▶ _INPUT FOR THIS TASK_
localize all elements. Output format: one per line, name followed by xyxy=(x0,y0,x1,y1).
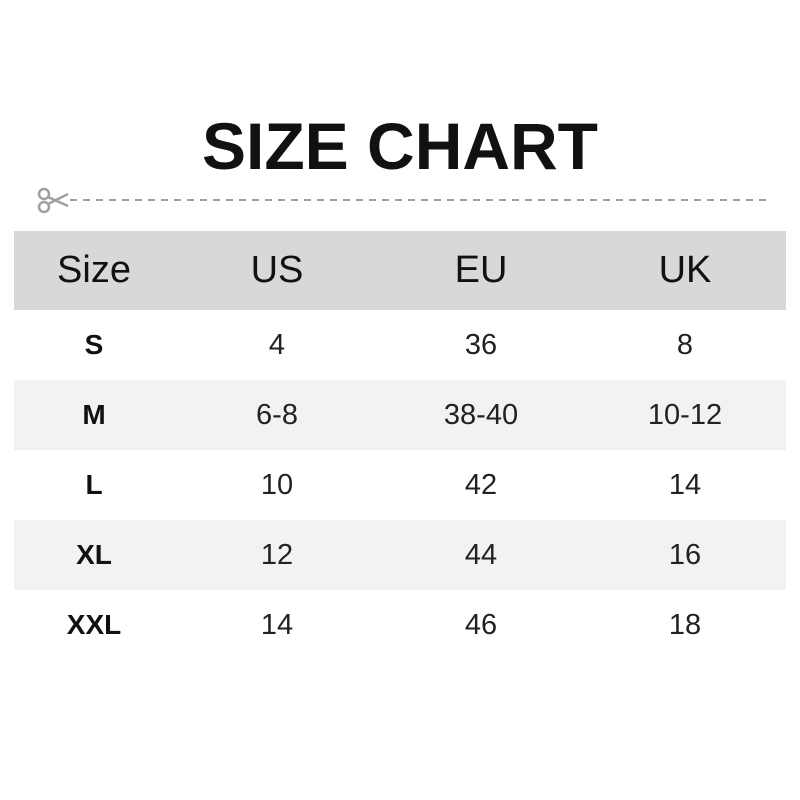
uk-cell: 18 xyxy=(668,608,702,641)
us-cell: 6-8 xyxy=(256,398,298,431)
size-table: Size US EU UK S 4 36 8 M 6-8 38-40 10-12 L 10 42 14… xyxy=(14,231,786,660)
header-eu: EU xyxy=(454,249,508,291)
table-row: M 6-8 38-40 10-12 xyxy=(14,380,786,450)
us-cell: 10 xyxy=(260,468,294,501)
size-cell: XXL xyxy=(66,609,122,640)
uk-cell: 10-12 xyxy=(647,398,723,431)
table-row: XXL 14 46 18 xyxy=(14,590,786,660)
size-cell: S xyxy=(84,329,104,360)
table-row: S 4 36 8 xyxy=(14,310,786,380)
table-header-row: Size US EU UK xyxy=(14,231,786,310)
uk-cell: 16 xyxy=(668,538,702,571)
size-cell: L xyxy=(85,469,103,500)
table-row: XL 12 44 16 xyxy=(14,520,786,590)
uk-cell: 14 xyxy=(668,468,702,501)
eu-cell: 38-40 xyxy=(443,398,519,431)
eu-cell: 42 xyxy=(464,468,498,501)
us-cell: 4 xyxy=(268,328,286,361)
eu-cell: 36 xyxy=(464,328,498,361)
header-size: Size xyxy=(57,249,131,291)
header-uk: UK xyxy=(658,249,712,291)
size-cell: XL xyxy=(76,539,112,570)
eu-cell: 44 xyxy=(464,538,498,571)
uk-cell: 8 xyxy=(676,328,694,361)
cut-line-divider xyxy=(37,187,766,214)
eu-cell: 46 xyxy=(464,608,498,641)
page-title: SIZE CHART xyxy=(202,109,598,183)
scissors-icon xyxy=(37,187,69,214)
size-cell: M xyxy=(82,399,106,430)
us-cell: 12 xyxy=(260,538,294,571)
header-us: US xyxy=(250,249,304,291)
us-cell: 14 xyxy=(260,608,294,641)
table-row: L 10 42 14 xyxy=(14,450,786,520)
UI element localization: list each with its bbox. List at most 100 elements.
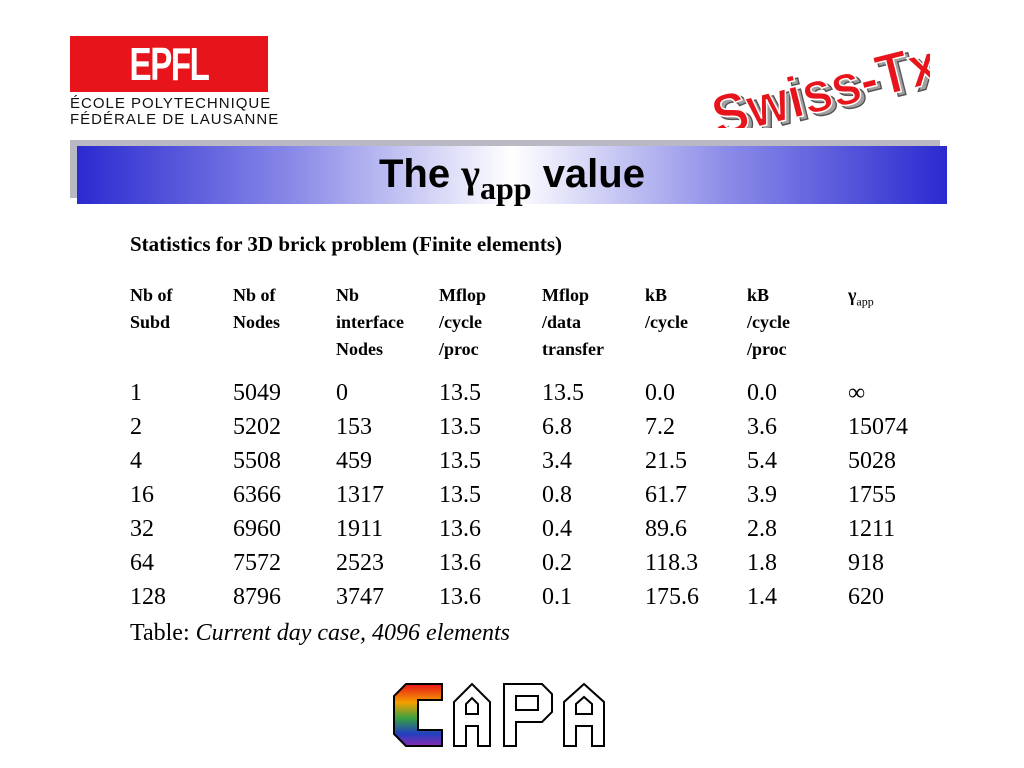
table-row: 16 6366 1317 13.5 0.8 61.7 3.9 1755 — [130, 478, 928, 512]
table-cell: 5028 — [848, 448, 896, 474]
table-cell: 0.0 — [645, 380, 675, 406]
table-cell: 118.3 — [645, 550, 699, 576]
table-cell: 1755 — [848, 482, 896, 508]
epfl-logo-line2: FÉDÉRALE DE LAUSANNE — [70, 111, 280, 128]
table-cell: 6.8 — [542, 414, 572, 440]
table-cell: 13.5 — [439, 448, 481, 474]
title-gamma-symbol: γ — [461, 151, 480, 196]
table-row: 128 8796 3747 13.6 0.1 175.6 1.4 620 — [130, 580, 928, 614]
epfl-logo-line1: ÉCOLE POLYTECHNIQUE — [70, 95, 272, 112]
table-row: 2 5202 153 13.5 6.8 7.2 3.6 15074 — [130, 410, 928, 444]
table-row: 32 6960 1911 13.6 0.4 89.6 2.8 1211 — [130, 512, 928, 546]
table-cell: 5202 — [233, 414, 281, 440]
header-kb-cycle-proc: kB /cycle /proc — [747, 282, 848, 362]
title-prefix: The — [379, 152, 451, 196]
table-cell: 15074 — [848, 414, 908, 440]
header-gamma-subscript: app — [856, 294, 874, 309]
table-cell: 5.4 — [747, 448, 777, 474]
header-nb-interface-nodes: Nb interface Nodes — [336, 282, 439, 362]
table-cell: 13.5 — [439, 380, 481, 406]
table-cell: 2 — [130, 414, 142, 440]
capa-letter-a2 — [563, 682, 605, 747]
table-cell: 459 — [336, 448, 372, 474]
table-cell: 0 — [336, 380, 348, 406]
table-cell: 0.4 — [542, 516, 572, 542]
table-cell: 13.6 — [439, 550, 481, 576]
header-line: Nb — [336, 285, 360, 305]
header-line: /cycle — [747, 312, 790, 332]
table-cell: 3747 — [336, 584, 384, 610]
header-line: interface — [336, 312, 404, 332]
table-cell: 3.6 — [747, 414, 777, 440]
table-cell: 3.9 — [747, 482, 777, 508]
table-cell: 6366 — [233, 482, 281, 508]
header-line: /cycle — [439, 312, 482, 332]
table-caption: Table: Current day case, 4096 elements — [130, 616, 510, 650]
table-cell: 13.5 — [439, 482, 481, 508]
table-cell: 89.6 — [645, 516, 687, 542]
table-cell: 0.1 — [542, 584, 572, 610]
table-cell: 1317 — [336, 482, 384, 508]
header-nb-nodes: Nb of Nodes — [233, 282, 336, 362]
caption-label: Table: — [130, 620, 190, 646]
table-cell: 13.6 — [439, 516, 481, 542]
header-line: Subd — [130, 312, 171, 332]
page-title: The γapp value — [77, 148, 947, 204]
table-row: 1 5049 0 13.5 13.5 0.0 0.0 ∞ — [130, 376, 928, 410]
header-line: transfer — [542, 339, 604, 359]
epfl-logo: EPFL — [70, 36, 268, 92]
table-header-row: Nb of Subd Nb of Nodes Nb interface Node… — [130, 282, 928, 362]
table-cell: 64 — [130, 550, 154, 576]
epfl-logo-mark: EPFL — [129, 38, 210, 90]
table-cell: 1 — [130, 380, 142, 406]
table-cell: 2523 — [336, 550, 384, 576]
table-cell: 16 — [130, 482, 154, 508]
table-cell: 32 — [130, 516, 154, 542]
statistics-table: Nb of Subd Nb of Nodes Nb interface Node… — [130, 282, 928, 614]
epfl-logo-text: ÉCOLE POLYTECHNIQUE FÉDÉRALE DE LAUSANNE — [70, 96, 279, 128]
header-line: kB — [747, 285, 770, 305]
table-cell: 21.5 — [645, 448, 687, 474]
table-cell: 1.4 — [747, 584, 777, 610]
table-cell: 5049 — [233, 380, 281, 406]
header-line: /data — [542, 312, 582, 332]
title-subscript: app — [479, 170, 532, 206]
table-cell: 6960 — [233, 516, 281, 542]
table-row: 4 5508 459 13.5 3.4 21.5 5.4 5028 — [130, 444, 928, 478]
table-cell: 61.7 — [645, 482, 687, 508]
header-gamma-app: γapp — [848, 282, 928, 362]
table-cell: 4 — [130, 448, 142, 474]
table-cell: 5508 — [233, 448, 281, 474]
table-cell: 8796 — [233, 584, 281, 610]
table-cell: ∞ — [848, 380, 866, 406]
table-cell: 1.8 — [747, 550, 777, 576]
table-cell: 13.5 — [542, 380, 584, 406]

▶ _WORK INSTRUCTIONS_
Reproduce all of the records above, substituting "items" for every occurrence of "elements" and leaving everything else unchanged. Omit the pictures from your answer.

▶ _SOLUTION_
localize all items. Output format: one per line, name followed by xyxy=(x0,y0,x1,y1).
uk-cell: 18 xyxy=(668,608,702,641)
us-cell: 6-8 xyxy=(256,398,298,431)
size-table: Size US EU UK S 4 36 8 M 6-8 38-40 10-12 L 10 42 14… xyxy=(14,231,786,660)
header-eu: EU xyxy=(454,249,508,291)
table-row: M 6-8 38-40 10-12 xyxy=(14,380,786,450)
us-cell: 10 xyxy=(260,468,294,501)
size-cell: XXL xyxy=(66,609,122,640)
uk-cell: 10-12 xyxy=(647,398,723,431)
table-row: XXL 14 46 18 xyxy=(14,590,786,660)
size-cell: S xyxy=(84,329,104,360)
table-row: S 4 36 8 xyxy=(14,310,786,380)
table-header-row: Size US EU UK xyxy=(14,231,786,310)
uk-cell: 16 xyxy=(668,538,702,571)
size-cell: L xyxy=(85,469,103,500)
table-row: XL 12 44 16 xyxy=(14,520,786,590)
uk-cell: 14 xyxy=(668,468,702,501)
eu-cell: 38-40 xyxy=(443,398,519,431)
eu-cell: 42 xyxy=(464,468,498,501)
us-cell: 4 xyxy=(268,328,286,361)
eu-cell: 36 xyxy=(464,328,498,361)
header-size: Size xyxy=(57,249,131,291)
header-uk: UK xyxy=(658,249,712,291)
size-cell: XL xyxy=(76,539,112,570)
eu-cell: 44 xyxy=(464,538,498,571)
uk-cell: 8 xyxy=(676,328,694,361)
cut-line-divider xyxy=(37,187,766,214)
eu-cell: 46 xyxy=(464,608,498,641)
page-title: SIZE CHART xyxy=(202,109,598,183)
scissors-icon xyxy=(37,187,69,214)
size-cell: M xyxy=(82,399,106,430)
us-cell: 12 xyxy=(260,538,294,571)
header-us: US xyxy=(250,249,304,291)
us-cell: 14 xyxy=(260,608,294,641)
table-row: L 10 42 14 xyxy=(14,450,786,520)
UI element localization: list each with its bbox. List at most 100 items.
table-row: 16 6366 1317 13.5 0.8 61.7 3.9 1755 — [130, 478, 928, 512]
table-cell: 5028 — [848, 448, 896, 474]
table-cell: 0.0 — [645, 380, 675, 406]
table-cell: 118.3 — [645, 550, 699, 576]
table-cell: 1755 — [848, 482, 896, 508]
epfl-logo-line2: FÉDÉRALE DE LAUSANNE — [70, 111, 280, 128]
table-cell: 6.8 — [542, 414, 572, 440]
table-cell: 13.5 — [439, 448, 481, 474]
title-gamma-symbol: γ — [461, 151, 480, 196]
table-row: 128 8796 3747 13.6 0.1 175.6 1.4 620 — [130, 580, 928, 614]
epfl-logo-line1: ÉCOLE POLYTECHNIQUE — [70, 95, 272, 112]
table-row: 2 5202 153 13.5 6.8 7.2 3.6 15074 — [130, 410, 928, 444]
table-row: 32 6960 1911 13.6 0.4 89.6 2.8 1211 — [130, 512, 928, 546]
table-cell: 5202 — [233, 414, 281, 440]
header-kb-cycle-proc: kB /cycle /proc — [747, 282, 848, 362]
title-prefix: The — [379, 152, 451, 196]
table-cell: 15074 — [848, 414, 908, 440]
header-gamma-subscript: app — [856, 294, 874, 309]
table-cell: 5.4 — [747, 448, 777, 474]
header-nb-interface-nodes: Nb interface Nodes — [336, 282, 439, 362]
table-cell: 13.5 — [439, 380, 481, 406]
table-cell: 2 — [130, 414, 142, 440]
capa-letter-a2 — [563, 682, 605, 747]
table-cell: 459 — [336, 448, 372, 474]
table-cell: 0 — [336, 380, 348, 406]
table-cell: 0.4 — [542, 516, 572, 542]
table-cell: 13.6 — [439, 550, 481, 576]
header-line: Nb — [336, 285, 360, 305]
header-line: /cycle — [747, 312, 790, 332]
table-cell: 3747 — [336, 584, 384, 610]
header-line: interface — [336, 312, 404, 332]
table-cell: 3.6 — [747, 414, 777, 440]
table-cell: 3.9 — [747, 482, 777, 508]
table-cell: 6366 — [233, 482, 281, 508]
header-line: /cycle — [439, 312, 482, 332]
table-caption: Table: Current day case, 4096 items — [130, 616, 510, 650]
table-cell: 13.5 — [439, 482, 481, 508]
table-cell: 89.6 — [645, 516, 687, 542]
table-cell: 0.1 — [542, 584, 572, 610]
table-cell: 1317 — [336, 482, 384, 508]
header-nb-nodes: Nb of Nodes — [233, 282, 336, 362]
caption-label: Table: — [130, 620, 190, 646]
table-cell: 13.6 — [439, 516, 481, 542]
header-line: Subd — [130, 312, 171, 332]
page-title: The γapp value — [77, 148, 947, 204]
table-row: 1 5049 0 13.5 13.5 0.0 0.0 ∞ — [130, 376, 928, 410]
header-line: transfer — [542, 339, 604, 359]
epfl-logo: EPFL — [70, 36, 268, 92]
table-header-row: Nb of Subd Nb of Nodes Nb interface Node… — [130, 282, 928, 362]
table-cell: 64 — [130, 550, 154, 576]
epfl-logo-mark: EPFL — [129, 38, 210, 90]
table-cell: 1 — [130, 380, 142, 406]
table-cell: 2523 — [336, 550, 384, 576]
table-cell: 16 — [130, 482, 154, 508]
table-cell: 32 — [130, 516, 154, 542]
statistics-table: Nb of Subd Nb of Nodes Nb interface Node… — [130, 282, 928, 614]
epfl-logo-text: ÉCOLE POLYTECHNIQUE FÉDÉRALE DE LAUSANNE — [70, 96, 279, 128]
header-line: kB — [747, 285, 770, 305]
table-cell: 21.5 — [645, 448, 687, 474]
table-cell: 1.4 — [747, 584, 777, 610]
table-cell: 5049 — [233, 380, 281, 406]
header-line: /data — [542, 312, 582, 332]
title-subscript: app — [479, 170, 532, 206]
table-cell: 6960 — [233, 516, 281, 542]
table-row: 4 5508 459 13.5 3.4 21.5 5.4 5028 — [130, 444, 928, 478]
table-cell: 61.7 — [645, 482, 687, 508]
header-gamma-app: γapp — [848, 282, 928, 362]
table-cell: 4 — [130, 448, 142, 474]
table-cell: 5508 — [233, 448, 281, 474]
table-cell: 8796 — [233, 584, 281, 610]
table-cell: ∞ — [848, 380, 866, 406]
table-cell: 1.8 — [747, 550, 777, 576]
table-cell: 13.5 — [542, 380, 584, 406]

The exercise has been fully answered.